Figure record listings
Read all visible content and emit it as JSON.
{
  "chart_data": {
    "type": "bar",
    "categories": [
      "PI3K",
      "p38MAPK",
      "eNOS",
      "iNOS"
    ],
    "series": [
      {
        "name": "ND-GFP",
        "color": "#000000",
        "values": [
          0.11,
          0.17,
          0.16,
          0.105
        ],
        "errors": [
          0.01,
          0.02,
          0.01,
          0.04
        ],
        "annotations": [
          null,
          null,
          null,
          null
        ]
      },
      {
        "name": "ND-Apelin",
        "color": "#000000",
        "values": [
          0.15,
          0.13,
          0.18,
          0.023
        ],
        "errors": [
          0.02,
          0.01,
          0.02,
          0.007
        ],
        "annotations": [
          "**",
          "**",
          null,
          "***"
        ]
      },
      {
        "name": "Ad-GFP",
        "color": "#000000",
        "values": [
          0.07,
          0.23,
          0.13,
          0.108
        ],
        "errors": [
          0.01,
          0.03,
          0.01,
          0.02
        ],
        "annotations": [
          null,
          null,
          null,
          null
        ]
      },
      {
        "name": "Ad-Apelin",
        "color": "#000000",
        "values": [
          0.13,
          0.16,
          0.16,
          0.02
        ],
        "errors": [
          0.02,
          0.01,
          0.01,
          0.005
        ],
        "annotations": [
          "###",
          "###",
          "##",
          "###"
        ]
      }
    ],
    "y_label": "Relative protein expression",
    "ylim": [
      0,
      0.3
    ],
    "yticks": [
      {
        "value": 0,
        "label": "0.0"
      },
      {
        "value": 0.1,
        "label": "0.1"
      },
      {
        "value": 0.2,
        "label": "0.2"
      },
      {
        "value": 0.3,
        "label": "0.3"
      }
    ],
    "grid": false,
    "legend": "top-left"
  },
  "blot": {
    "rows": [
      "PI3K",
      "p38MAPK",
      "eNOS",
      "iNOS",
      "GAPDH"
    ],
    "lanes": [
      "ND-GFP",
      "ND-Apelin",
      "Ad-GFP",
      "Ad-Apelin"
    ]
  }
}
--
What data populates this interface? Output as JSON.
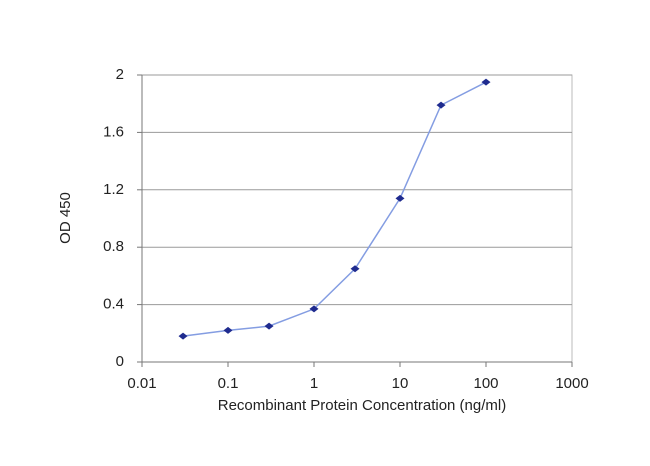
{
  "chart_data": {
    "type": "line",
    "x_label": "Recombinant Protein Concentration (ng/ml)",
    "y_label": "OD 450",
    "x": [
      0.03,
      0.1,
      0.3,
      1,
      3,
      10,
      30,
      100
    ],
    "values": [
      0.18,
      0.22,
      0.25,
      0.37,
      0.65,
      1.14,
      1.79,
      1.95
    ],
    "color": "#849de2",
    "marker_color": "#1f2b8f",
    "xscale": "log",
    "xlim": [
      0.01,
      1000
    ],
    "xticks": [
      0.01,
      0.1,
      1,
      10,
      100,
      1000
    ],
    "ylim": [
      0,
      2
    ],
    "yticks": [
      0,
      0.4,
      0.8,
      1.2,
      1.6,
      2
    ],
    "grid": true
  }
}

* _THE TASK_
For the records above, state how many lines include "JSON", giving no more than the number.

* _YOUR SOLUTION_
2